Task requirements:
Echo every line of the records below word for word, omitting the pictures.

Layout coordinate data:
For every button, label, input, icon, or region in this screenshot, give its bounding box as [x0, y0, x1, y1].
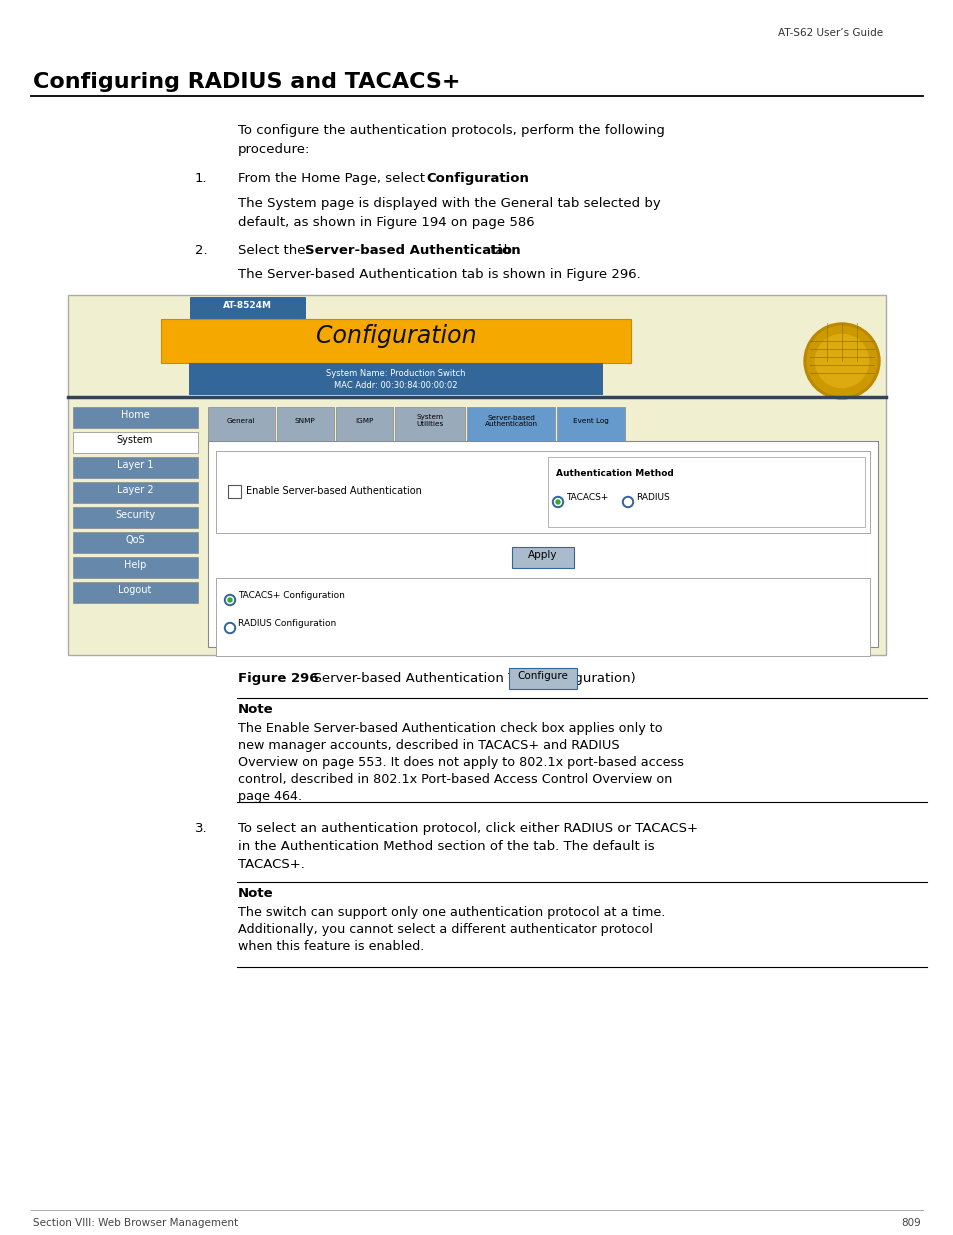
Text: MAC Addr: 00:30:84:00:00:02: MAC Addr: 00:30:84:00:00:02 — [334, 380, 457, 389]
Text: Server-based Authentication: Server-based Authentication — [305, 245, 520, 257]
Text: in the Authentication Method section of the tab. The default is: in the Authentication Method section of … — [237, 840, 654, 853]
Text: control, described in 802.1x Port-based Access Control Overview on: control, described in 802.1x Port-based … — [237, 773, 672, 785]
FancyBboxPatch shape — [73, 582, 198, 603]
FancyBboxPatch shape — [512, 547, 574, 568]
Text: Configuration: Configuration — [426, 172, 528, 185]
Text: .: . — [503, 172, 508, 185]
Text: Logout: Logout — [118, 585, 152, 595]
Circle shape — [552, 496, 563, 508]
Text: 2.: 2. — [194, 245, 208, 257]
Text: Authentication Method: Authentication Method — [556, 469, 673, 478]
FancyBboxPatch shape — [73, 508, 198, 529]
FancyBboxPatch shape — [215, 578, 869, 656]
FancyBboxPatch shape — [215, 451, 869, 534]
Text: AT-S62 User’s Guide: AT-S62 User’s Guide — [777, 28, 882, 38]
Circle shape — [622, 496, 633, 508]
FancyBboxPatch shape — [467, 408, 555, 441]
Text: Configure: Configure — [517, 671, 568, 680]
Text: Configuring RADIUS and TACACS+: Configuring RADIUS and TACACS+ — [33, 72, 460, 91]
Text: Layer 1: Layer 1 — [116, 459, 153, 471]
Text: Select the: Select the — [237, 245, 310, 257]
FancyBboxPatch shape — [73, 457, 198, 478]
Text: Apply: Apply — [528, 550, 558, 559]
Text: From the Home Page, select: From the Home Page, select — [237, 172, 429, 185]
FancyBboxPatch shape — [228, 485, 241, 498]
FancyBboxPatch shape — [73, 408, 198, 429]
Circle shape — [806, 326, 876, 396]
Text: TACACS+: TACACS+ — [565, 494, 608, 503]
Text: The Enable Server-based Authentication check box applies only to: The Enable Server-based Authentication c… — [237, 722, 662, 735]
Text: QoS: QoS — [125, 535, 145, 545]
Text: Additionally, you cannot select a different authenticator protocol: Additionally, you cannot select a differ… — [237, 923, 652, 936]
Text: To select an authentication protocol, click either RADIUS or TACACS+: To select an authentication protocol, cl… — [237, 823, 698, 835]
Text: AT-8524M: AT-8524M — [222, 300, 272, 310]
Circle shape — [226, 625, 233, 631]
Text: Note: Note — [237, 887, 274, 900]
Text: TACACS+ Configuration: TACACS+ Configuration — [237, 592, 345, 600]
Text: TACACS+.: TACACS+. — [237, 858, 305, 871]
FancyBboxPatch shape — [335, 408, 393, 441]
Text: Event Log: Event Log — [573, 417, 608, 424]
Text: SNMP: SNMP — [294, 417, 315, 424]
Text: To configure the authentication protocols, perform the following: To configure the authentication protocol… — [237, 124, 664, 137]
Text: IGMP: IGMP — [355, 417, 373, 424]
FancyBboxPatch shape — [547, 457, 864, 527]
FancyBboxPatch shape — [276, 408, 334, 441]
Text: 3.: 3. — [194, 823, 208, 835]
Text: Note: Note — [237, 703, 274, 716]
FancyBboxPatch shape — [73, 557, 198, 578]
Text: The Server-based Authentication tab is shown in Figure 296.: The Server-based Authentication tab is s… — [237, 268, 640, 282]
Text: The switch can support only one authentication protocol at a time.: The switch can support only one authenti… — [237, 906, 664, 919]
Text: Server-based
Authentication: Server-based Authentication — [484, 415, 537, 427]
Text: new manager accounts, described in TACACS+ and RADIUS: new manager accounts, described in TACAC… — [237, 739, 619, 752]
Circle shape — [226, 597, 233, 604]
FancyBboxPatch shape — [509, 668, 577, 689]
Text: The System page is displayed with the General tab selected by: The System page is displayed with the Ge… — [237, 198, 660, 210]
Text: RADIUS Configuration: RADIUS Configuration — [237, 620, 335, 629]
Text: Security: Security — [114, 510, 155, 520]
FancyBboxPatch shape — [208, 408, 274, 441]
FancyBboxPatch shape — [208, 441, 877, 647]
Text: Enable Server-based Authentication: Enable Server-based Authentication — [246, 487, 421, 496]
FancyBboxPatch shape — [557, 408, 624, 441]
Text: Section VIII: Web Browser Management: Section VIII: Web Browser Management — [33, 1218, 238, 1228]
Text: Help: Help — [124, 559, 146, 571]
Text: System
Utilities: System Utilities — [416, 415, 443, 427]
Text: Configuration: Configuration — [315, 324, 476, 348]
FancyBboxPatch shape — [73, 532, 198, 553]
Circle shape — [224, 622, 235, 634]
Circle shape — [803, 324, 879, 399]
Text: procedure:: procedure: — [237, 143, 310, 156]
Circle shape — [624, 499, 631, 505]
Text: 809: 809 — [901, 1218, 920, 1228]
Circle shape — [228, 598, 232, 601]
Text: Home: Home — [120, 410, 150, 420]
Circle shape — [815, 335, 867, 388]
FancyBboxPatch shape — [395, 408, 464, 441]
FancyBboxPatch shape — [189, 363, 602, 395]
FancyBboxPatch shape — [161, 319, 630, 363]
Circle shape — [556, 500, 559, 504]
Circle shape — [224, 594, 235, 605]
Text: tab.: tab. — [485, 245, 516, 257]
Text: Overview on page 553. It does not apply to 802.1x port-based access: Overview on page 553. It does not apply … — [237, 756, 683, 769]
Text: when this feature is enabled.: when this feature is enabled. — [237, 940, 424, 953]
Text: Server-based Authentication Tab (Configuration): Server-based Authentication Tab (Configu… — [305, 672, 635, 685]
FancyBboxPatch shape — [190, 296, 305, 319]
Text: Figure 296: Figure 296 — [237, 672, 318, 685]
Circle shape — [554, 499, 561, 505]
FancyBboxPatch shape — [73, 432, 198, 453]
Text: default, as shown in Figure 194 on page 586: default, as shown in Figure 194 on page … — [237, 216, 534, 228]
Text: 1.: 1. — [194, 172, 208, 185]
Text: System: System — [116, 435, 153, 445]
Text: RADIUS: RADIUS — [636, 494, 669, 503]
Text: page 464.: page 464. — [237, 790, 302, 803]
FancyBboxPatch shape — [68, 295, 885, 655]
Text: General: General — [227, 417, 255, 424]
Text: System Name: Production Switch: System Name: Production Switch — [326, 368, 465, 378]
Text: Layer 2: Layer 2 — [116, 485, 153, 495]
FancyBboxPatch shape — [73, 482, 198, 503]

Result of the task:
For every button, label, input, icon, or region in this screenshot, give its bounding box as [x0, y0, x1, y1].
Text: MAC Addr: 00:30:84:00:00:02: MAC Addr: 00:30:84:00:00:02 — [334, 380, 457, 389]
Text: Server-based Authentication: Server-based Authentication — [305, 245, 520, 257]
Text: in the Authentication Method section of the tab. The default is: in the Authentication Method section of … — [237, 840, 654, 853]
Text: control, described in 802.1x Port-based Access Control Overview on: control, described in 802.1x Port-based … — [237, 773, 672, 785]
FancyBboxPatch shape — [73, 582, 198, 603]
FancyBboxPatch shape — [512, 547, 574, 568]
Text: Configuration: Configuration — [426, 172, 528, 185]
Text: .: . — [503, 172, 508, 185]
Text: Logout: Logout — [118, 585, 152, 595]
Circle shape — [552, 496, 563, 508]
Text: 2.: 2. — [194, 245, 208, 257]
Text: Authentication Method: Authentication Method — [556, 469, 673, 478]
FancyBboxPatch shape — [73, 508, 198, 529]
FancyBboxPatch shape — [215, 578, 869, 656]
FancyBboxPatch shape — [215, 451, 869, 534]
Text: AT-S62 User’s Guide: AT-S62 User’s Guide — [777, 28, 882, 38]
Circle shape — [622, 496, 633, 508]
FancyBboxPatch shape — [467, 408, 555, 441]
Text: Configure: Configure — [517, 671, 568, 680]
Text: Configuring RADIUS and TACACS+: Configuring RADIUS and TACACS+ — [33, 72, 460, 91]
Text: Layer 1: Layer 1 — [116, 459, 153, 471]
Text: Select the: Select the — [237, 245, 310, 257]
FancyBboxPatch shape — [73, 457, 198, 478]
Text: Apply: Apply — [528, 550, 558, 559]
Text: From the Home Page, select: From the Home Page, select — [237, 172, 429, 185]
FancyBboxPatch shape — [228, 485, 241, 498]
FancyBboxPatch shape — [73, 408, 198, 429]
Circle shape — [806, 326, 876, 396]
Text: TACACS+: TACACS+ — [565, 494, 608, 503]
Text: The Enable Server-based Authentication check box applies only to: The Enable Server-based Authentication c… — [237, 722, 662, 735]
Text: QoS: QoS — [125, 535, 145, 545]
Text: Additionally, you cannot select a different authenticator protocol: Additionally, you cannot select a differ… — [237, 923, 652, 936]
Text: To select an authentication protocol, click either RADIUS or TACACS+: To select an authentication protocol, cl… — [237, 823, 698, 835]
Text: AT-8524M: AT-8524M — [222, 300, 272, 310]
Circle shape — [226, 625, 233, 631]
Text: Note: Note — [237, 887, 274, 900]
Text: TACACS+ Configuration: TACACS+ Configuration — [237, 592, 345, 600]
Text: TACACS+.: TACACS+. — [237, 858, 305, 871]
FancyBboxPatch shape — [335, 408, 393, 441]
Text: Event Log: Event Log — [573, 417, 608, 424]
Text: SNMP: SNMP — [294, 417, 315, 424]
Text: To configure the authentication protocols, perform the following: To configure the authentication protocol… — [237, 124, 664, 137]
Text: IGMP: IGMP — [355, 417, 373, 424]
FancyBboxPatch shape — [547, 457, 864, 527]
FancyBboxPatch shape — [276, 408, 334, 441]
Text: 3.: 3. — [194, 823, 208, 835]
Text: Note: Note — [237, 703, 274, 716]
FancyBboxPatch shape — [73, 557, 198, 578]
Text: The Server-based Authentication tab is shown in Figure 296.: The Server-based Authentication tab is s… — [237, 268, 640, 282]
Text: The switch can support only one authentication protocol at a time.: The switch can support only one authenti… — [237, 906, 664, 919]
Text: Server-based
Authentication: Server-based Authentication — [484, 415, 537, 427]
Text: new manager accounts, described in TACACS+ and RADIUS: new manager accounts, described in TACAC… — [237, 739, 619, 752]
Circle shape — [226, 597, 233, 604]
FancyBboxPatch shape — [509, 668, 577, 689]
Text: The System page is displayed with the General tab selected by: The System page is displayed with the Ge… — [237, 198, 660, 210]
Text: RADIUS Configuration: RADIUS Configuration — [237, 620, 335, 629]
Text: Security: Security — [114, 510, 155, 520]
FancyBboxPatch shape — [208, 408, 274, 441]
FancyBboxPatch shape — [208, 441, 877, 647]
Text: Enable Server-based Authentication: Enable Server-based Authentication — [246, 487, 421, 496]
FancyBboxPatch shape — [557, 408, 624, 441]
Text: Section VIII: Web Browser Management: Section VIII: Web Browser Management — [33, 1218, 238, 1228]
Text: Help: Help — [124, 559, 146, 571]
Text: System
Utilities: System Utilities — [416, 415, 443, 427]
Text: Configuration: Configuration — [315, 324, 476, 348]
FancyBboxPatch shape — [73, 532, 198, 553]
Circle shape — [224, 622, 235, 634]
Circle shape — [803, 324, 879, 399]
Text: procedure:: procedure: — [237, 143, 310, 156]
Circle shape — [624, 499, 631, 505]
Text: 809: 809 — [901, 1218, 920, 1228]
Circle shape — [228, 598, 232, 601]
Text: Home: Home — [120, 410, 150, 420]
Circle shape — [815, 335, 867, 388]
FancyBboxPatch shape — [395, 408, 464, 441]
FancyBboxPatch shape — [189, 363, 602, 395]
FancyBboxPatch shape — [161, 319, 630, 363]
Circle shape — [556, 500, 559, 504]
Circle shape — [224, 594, 235, 605]
Text: tab.: tab. — [485, 245, 516, 257]
Text: Overview on page 553. It does not apply to 802.1x port-based access: Overview on page 553. It does not apply … — [237, 756, 683, 769]
Text: when this feature is enabled.: when this feature is enabled. — [237, 940, 424, 953]
Text: Server-based Authentication Tab (Configuration): Server-based Authentication Tab (Configu… — [305, 672, 635, 685]
FancyBboxPatch shape — [190, 296, 305, 319]
Text: Figure 296: Figure 296 — [237, 672, 318, 685]
Circle shape — [554, 499, 561, 505]
FancyBboxPatch shape — [73, 432, 198, 453]
Text: default, as shown in Figure 194 on page 586: default, as shown in Figure 194 on page … — [237, 216, 534, 228]
Text: 1.: 1. — [194, 172, 208, 185]
Text: System: System — [116, 435, 153, 445]
Text: RADIUS: RADIUS — [636, 494, 669, 503]
Text: page 464.: page 464. — [237, 790, 302, 803]
FancyBboxPatch shape — [68, 295, 885, 655]
Text: General: General — [227, 417, 255, 424]
Text: System Name: Production Switch: System Name: Production Switch — [326, 368, 465, 378]
Text: Layer 2: Layer 2 — [116, 485, 153, 495]
FancyBboxPatch shape — [73, 482, 198, 503]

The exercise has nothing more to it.